To be done: Please list all lines of the material below in which the string "Usual" occurs.

+++ Input rows +++

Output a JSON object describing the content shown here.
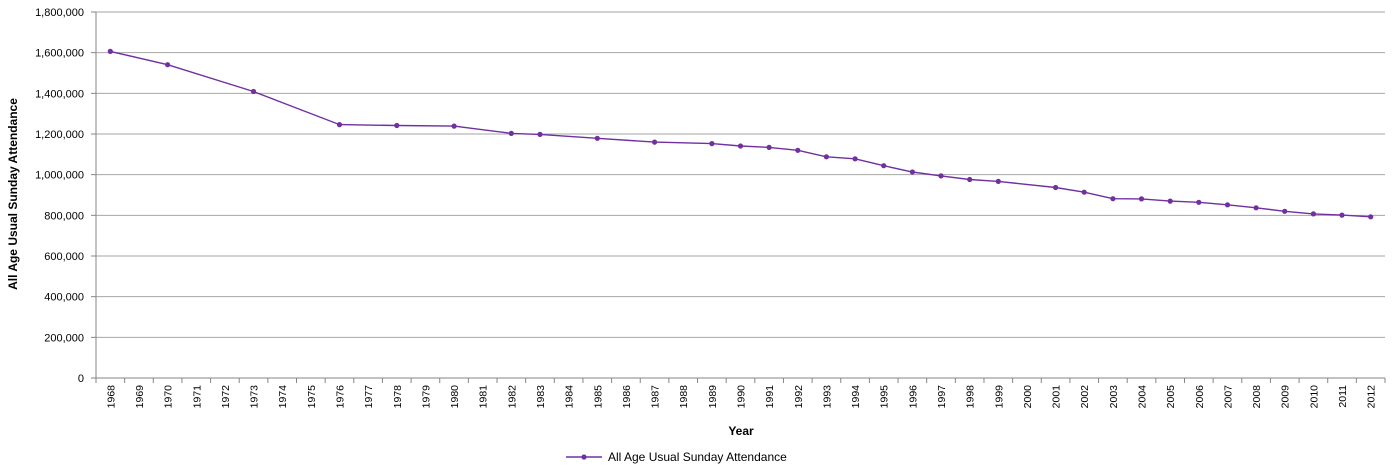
{
  "chart_data": {
    "type": "line",
    "title": "",
    "xlabel": "Year",
    "ylabel": "All Age Usual Sunday Attendance",
    "ylim": [
      0,
      1800000
    ],
    "y_ticks": [
      "0",
      "200,000",
      "400,000",
      "600,000",
      "800,000",
      "1,000,000",
      "1,200,000",
      "1,400,000",
      "1,600,000",
      "1,800,000"
    ],
    "categories": [
      "1968",
      "1969",
      "1970",
      "1971",
      "1972",
      "1973",
      "1974",
      "1975",
      "1976",
      "1977",
      "1978",
      "1979",
      "1980",
      "1981",
      "1982",
      "1983",
      "1984",
      "1985",
      "1986",
      "1987",
      "1988",
      "1989",
      "1990",
      "1991",
      "1992",
      "1993",
      "1994",
      "1995",
      "1996",
      "1997",
      "1998",
      "1999",
      "2000",
      "2001",
      "2002",
      "2003",
      "2004",
      "2005",
      "2006",
      "2007",
      "2008",
      "2009",
      "2010",
      "2011",
      "2012"
    ],
    "series": [
      {
        "name": "All Age Usual Sunday Attendance",
        "color": "#7030a0",
        "values": [
          1606000,
          null,
          1541000,
          null,
          null,
          1409000,
          null,
          null,
          1246000,
          null,
          1242000,
          null,
          1239000,
          null,
          1203000,
          1198000,
          null,
          1179000,
          null,
          1160000,
          null,
          1153000,
          1141000,
          1134000,
          1120000,
          1088000,
          1078000,
          1044000,
          1013000,
          994000,
          976000,
          967000,
          null,
          937000,
          914000,
          882000,
          881000,
          870000,
          864000,
          852000,
          837000,
          820000,
          807000,
          801000,
          793000
        ]
      }
    ],
    "grid": true,
    "legend_position": "bottom"
  }
}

+++

Exercise response:
    "ylabel": "All Age Usual Sunday Attendance",
        "name": "All Age Usual Sunday Attendance",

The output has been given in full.